* [What is needed]: In how many lines of the records does the string "Chemistry" appear? State only the number.

* [Dataset extract]:
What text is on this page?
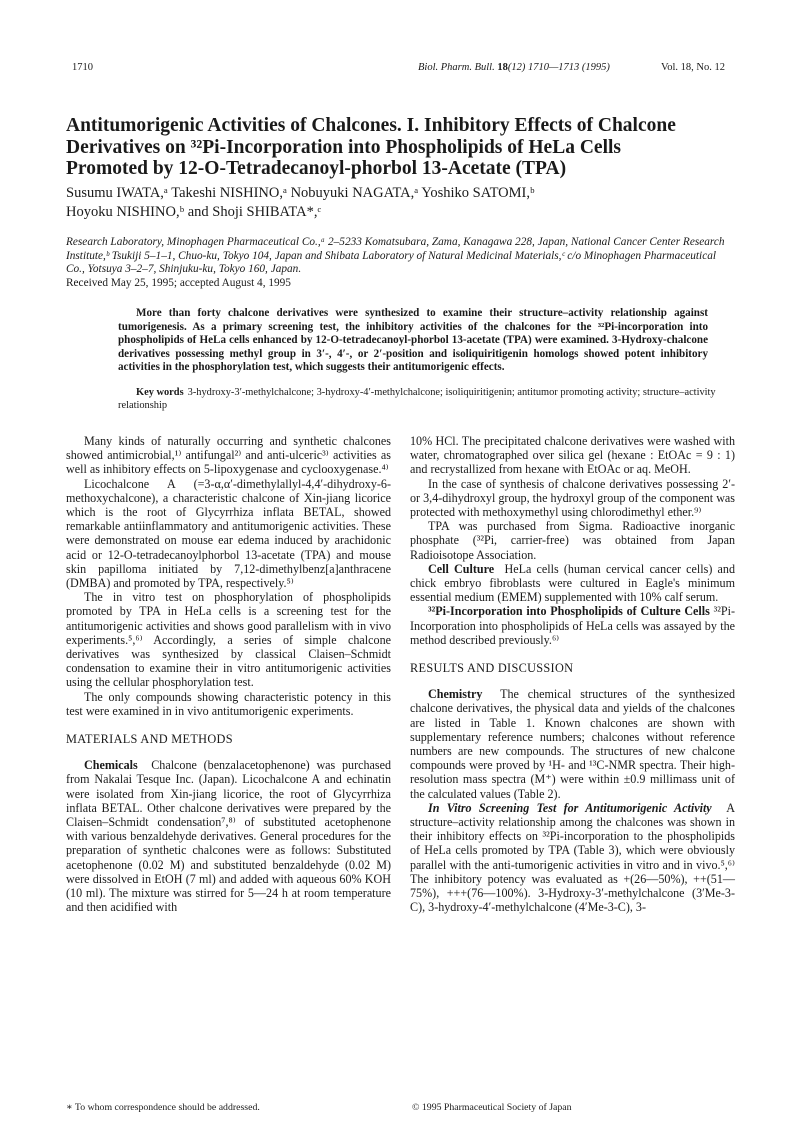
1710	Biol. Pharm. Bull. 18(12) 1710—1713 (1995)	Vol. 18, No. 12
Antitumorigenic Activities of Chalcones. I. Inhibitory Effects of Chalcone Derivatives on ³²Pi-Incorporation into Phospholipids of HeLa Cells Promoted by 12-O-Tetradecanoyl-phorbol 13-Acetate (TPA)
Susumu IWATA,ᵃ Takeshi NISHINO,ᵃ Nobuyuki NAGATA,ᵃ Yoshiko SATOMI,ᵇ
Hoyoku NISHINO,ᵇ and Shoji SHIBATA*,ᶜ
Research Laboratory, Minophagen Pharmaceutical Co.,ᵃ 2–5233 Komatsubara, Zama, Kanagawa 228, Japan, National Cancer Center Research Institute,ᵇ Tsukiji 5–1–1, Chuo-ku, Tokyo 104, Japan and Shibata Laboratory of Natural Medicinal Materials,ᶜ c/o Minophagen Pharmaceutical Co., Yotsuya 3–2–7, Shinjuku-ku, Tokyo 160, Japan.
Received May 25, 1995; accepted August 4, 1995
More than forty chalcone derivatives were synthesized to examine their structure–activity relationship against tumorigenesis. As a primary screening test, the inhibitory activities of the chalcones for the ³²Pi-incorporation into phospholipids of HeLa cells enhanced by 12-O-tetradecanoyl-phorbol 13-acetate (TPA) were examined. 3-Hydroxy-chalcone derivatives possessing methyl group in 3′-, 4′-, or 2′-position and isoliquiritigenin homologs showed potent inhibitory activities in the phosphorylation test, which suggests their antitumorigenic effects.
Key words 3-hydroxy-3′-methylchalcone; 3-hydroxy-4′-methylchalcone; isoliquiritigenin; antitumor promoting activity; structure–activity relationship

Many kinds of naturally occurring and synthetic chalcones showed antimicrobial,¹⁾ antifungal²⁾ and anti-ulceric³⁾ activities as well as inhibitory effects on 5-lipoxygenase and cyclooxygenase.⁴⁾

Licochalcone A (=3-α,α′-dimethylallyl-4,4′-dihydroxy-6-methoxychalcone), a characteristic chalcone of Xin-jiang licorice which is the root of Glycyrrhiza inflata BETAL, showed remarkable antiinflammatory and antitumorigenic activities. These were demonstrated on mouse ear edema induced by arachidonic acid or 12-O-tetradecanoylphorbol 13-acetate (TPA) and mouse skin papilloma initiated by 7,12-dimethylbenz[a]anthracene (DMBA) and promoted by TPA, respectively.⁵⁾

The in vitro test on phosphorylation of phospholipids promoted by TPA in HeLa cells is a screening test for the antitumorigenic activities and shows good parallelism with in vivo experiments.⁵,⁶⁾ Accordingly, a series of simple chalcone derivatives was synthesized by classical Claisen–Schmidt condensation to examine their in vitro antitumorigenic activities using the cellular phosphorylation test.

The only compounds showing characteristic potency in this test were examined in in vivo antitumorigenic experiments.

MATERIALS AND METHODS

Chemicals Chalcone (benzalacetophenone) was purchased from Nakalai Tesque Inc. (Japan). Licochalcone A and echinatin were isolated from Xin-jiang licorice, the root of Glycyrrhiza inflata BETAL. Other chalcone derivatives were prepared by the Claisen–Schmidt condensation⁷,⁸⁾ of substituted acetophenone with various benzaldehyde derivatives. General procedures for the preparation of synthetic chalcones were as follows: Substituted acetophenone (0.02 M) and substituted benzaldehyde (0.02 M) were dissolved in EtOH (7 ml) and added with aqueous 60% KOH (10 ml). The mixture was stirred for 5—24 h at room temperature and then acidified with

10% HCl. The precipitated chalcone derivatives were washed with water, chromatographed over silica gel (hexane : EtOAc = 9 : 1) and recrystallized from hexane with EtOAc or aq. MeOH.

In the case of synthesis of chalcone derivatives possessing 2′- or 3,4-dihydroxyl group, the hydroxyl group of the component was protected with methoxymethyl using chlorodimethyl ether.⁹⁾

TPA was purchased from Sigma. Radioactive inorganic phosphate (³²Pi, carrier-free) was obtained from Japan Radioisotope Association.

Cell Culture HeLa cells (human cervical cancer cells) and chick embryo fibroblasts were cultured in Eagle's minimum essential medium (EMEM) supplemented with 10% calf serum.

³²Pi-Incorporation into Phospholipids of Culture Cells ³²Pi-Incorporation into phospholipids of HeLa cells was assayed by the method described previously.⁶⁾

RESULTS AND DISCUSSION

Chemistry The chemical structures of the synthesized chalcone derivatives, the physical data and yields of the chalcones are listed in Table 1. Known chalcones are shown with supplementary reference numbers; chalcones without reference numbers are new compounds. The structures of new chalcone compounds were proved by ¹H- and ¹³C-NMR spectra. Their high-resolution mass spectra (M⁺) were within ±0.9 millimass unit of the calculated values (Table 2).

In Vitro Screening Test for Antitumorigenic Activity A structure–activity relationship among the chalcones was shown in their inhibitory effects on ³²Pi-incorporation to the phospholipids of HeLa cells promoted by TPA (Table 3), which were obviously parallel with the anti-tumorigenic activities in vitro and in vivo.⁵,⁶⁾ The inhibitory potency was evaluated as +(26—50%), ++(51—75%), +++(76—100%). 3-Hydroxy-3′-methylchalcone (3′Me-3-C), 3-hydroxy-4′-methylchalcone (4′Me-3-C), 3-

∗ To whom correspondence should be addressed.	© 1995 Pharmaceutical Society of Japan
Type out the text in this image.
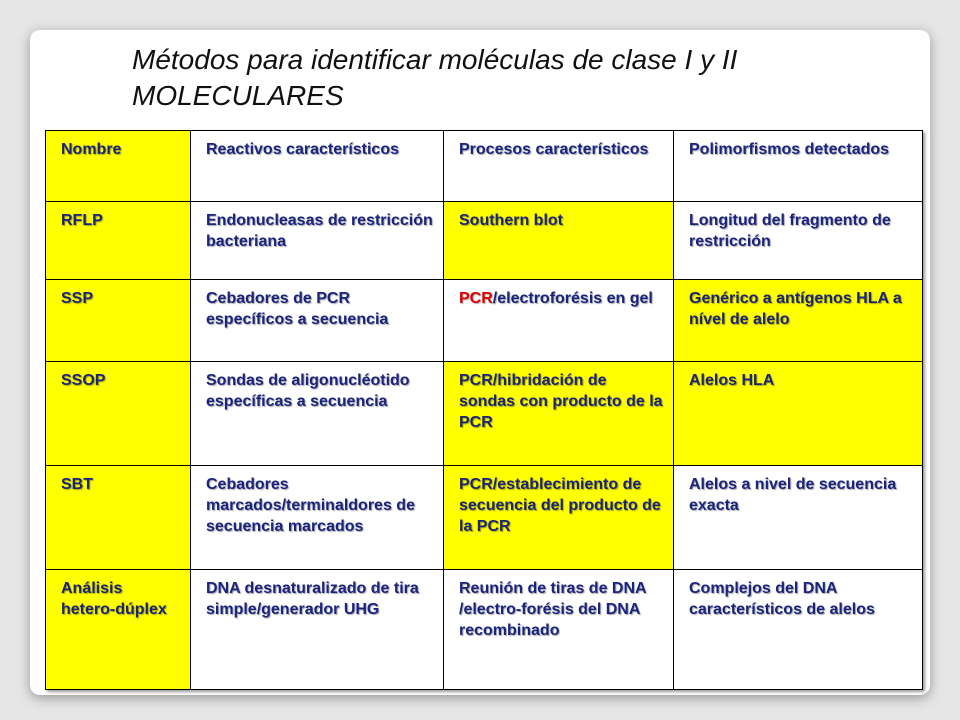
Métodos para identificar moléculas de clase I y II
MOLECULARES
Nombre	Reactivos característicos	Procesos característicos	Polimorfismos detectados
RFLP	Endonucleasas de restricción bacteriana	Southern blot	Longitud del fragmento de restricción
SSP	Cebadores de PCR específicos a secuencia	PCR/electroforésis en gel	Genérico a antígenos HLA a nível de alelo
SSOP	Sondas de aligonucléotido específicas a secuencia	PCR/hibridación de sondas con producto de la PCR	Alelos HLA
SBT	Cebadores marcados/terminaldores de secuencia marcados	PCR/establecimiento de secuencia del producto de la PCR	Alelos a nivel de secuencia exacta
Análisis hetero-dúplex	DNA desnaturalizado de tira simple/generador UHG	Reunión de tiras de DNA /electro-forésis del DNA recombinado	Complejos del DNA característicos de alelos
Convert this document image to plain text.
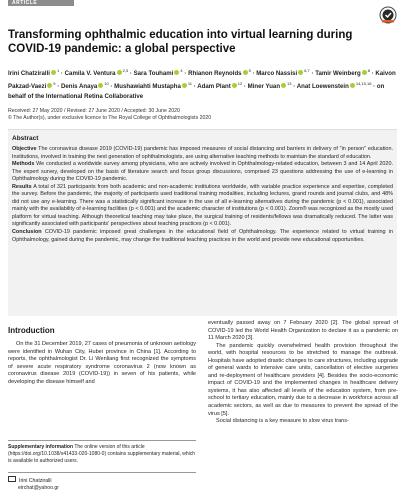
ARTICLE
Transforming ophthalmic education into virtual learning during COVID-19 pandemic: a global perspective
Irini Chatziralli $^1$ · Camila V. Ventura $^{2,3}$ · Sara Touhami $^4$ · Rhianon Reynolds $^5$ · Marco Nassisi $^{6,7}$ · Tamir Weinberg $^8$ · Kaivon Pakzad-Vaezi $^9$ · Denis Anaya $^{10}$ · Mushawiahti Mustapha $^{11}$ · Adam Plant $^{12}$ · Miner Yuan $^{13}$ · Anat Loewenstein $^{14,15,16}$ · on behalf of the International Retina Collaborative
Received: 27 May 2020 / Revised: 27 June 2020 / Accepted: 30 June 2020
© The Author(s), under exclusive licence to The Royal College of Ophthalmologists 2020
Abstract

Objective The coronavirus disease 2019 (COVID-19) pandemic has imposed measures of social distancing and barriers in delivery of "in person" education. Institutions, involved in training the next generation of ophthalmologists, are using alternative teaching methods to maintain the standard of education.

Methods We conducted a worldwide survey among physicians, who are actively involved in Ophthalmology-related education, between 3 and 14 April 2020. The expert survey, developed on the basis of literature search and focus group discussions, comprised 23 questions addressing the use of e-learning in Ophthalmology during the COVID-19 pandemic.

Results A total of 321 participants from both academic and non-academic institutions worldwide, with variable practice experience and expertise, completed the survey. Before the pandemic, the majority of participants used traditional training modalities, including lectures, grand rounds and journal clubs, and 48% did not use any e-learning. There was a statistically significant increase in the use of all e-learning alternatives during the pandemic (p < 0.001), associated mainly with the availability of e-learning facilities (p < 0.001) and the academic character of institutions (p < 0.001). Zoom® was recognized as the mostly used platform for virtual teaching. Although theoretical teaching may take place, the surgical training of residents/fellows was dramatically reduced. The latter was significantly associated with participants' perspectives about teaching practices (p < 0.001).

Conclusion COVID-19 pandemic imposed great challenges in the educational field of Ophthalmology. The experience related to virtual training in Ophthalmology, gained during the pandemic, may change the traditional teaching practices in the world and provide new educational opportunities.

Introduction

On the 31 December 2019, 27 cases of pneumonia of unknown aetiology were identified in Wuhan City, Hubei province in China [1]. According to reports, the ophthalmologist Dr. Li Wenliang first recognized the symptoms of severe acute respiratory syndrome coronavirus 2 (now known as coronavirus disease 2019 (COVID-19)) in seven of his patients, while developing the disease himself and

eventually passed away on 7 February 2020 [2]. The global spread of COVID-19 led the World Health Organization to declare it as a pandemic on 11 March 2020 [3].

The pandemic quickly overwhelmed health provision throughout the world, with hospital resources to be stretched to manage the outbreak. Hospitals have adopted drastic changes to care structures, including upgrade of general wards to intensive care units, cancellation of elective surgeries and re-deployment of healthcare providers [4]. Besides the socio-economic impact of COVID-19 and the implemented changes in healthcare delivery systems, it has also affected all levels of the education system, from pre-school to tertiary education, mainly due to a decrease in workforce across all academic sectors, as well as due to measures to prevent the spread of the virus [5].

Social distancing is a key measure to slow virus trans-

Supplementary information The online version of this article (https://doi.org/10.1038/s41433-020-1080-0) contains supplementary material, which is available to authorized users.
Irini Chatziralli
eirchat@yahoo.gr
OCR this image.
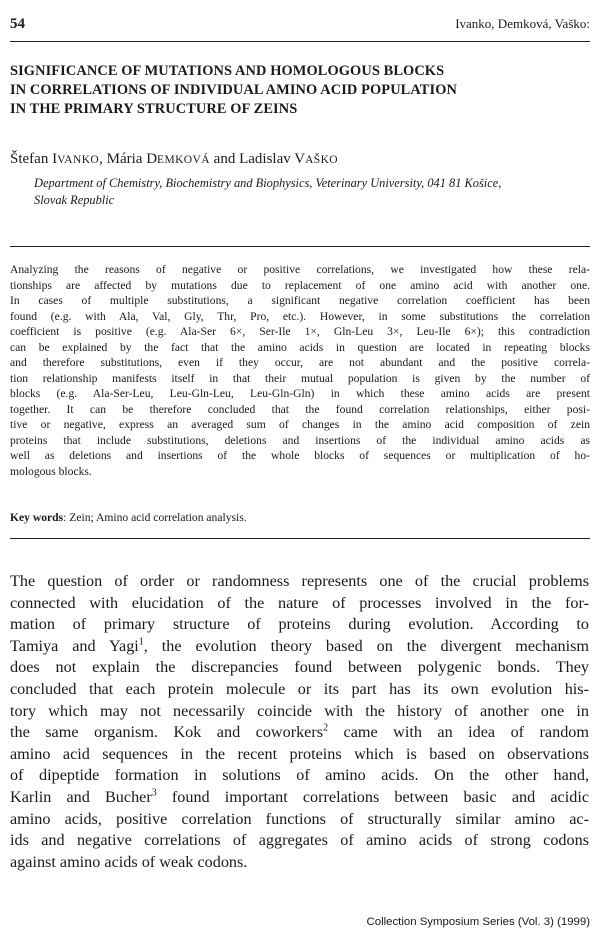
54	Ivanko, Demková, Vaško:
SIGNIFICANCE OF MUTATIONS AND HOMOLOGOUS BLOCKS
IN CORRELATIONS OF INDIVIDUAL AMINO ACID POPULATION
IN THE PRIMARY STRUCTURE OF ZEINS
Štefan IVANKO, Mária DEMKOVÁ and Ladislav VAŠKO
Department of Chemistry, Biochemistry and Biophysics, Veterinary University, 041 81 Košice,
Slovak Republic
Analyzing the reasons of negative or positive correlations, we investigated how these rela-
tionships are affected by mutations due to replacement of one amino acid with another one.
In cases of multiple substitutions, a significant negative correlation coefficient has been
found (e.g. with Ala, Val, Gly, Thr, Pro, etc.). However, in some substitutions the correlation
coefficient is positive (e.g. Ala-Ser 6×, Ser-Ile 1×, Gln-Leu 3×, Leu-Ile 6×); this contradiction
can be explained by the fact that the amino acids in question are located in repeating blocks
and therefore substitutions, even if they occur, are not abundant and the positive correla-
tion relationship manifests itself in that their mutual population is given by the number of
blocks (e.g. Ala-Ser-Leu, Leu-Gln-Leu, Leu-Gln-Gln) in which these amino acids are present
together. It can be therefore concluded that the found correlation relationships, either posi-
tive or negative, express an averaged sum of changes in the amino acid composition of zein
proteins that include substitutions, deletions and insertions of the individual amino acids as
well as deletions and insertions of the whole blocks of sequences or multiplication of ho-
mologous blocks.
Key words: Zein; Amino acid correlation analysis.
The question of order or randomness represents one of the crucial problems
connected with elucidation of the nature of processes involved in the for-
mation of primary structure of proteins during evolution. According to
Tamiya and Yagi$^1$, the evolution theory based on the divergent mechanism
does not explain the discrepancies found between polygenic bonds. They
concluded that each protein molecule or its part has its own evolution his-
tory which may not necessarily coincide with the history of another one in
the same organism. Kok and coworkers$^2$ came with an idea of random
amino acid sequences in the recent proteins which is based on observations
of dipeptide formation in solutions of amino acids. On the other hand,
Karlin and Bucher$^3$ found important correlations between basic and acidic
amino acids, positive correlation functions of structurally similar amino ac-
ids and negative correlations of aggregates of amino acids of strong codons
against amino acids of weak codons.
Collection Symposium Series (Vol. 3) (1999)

* [Answer below]: 2